** Begin Given records **

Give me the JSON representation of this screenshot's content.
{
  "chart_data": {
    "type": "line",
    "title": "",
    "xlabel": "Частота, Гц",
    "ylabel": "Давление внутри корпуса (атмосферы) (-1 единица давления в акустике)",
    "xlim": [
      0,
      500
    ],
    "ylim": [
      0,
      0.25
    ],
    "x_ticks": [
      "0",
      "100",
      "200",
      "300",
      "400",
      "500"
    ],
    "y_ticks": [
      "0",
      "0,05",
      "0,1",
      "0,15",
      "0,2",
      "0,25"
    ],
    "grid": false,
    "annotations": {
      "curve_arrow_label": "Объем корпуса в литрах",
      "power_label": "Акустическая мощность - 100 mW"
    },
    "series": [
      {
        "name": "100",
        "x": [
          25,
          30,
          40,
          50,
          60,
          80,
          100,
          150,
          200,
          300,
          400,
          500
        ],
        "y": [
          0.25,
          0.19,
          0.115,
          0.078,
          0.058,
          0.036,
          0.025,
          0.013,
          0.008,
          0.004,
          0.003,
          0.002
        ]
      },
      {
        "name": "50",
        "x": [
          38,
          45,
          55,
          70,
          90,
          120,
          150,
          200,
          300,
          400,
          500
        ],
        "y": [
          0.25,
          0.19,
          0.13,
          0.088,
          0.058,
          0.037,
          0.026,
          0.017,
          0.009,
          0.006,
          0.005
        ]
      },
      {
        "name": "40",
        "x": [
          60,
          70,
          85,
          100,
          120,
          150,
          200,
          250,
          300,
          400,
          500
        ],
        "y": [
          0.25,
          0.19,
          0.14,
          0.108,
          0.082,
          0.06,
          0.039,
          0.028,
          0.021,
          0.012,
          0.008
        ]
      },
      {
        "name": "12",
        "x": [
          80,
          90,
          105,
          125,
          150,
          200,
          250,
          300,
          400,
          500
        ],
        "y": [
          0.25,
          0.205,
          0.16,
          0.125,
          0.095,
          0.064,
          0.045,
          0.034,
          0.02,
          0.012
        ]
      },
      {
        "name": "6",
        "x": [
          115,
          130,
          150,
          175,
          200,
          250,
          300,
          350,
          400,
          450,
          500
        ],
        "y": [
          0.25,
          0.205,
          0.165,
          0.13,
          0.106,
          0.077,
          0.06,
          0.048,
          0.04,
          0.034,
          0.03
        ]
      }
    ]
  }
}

** End Given records **

-- Exercise objective --
Determine how many lines contain the word "name" and reply with that number alone.

-- Response to the task --
5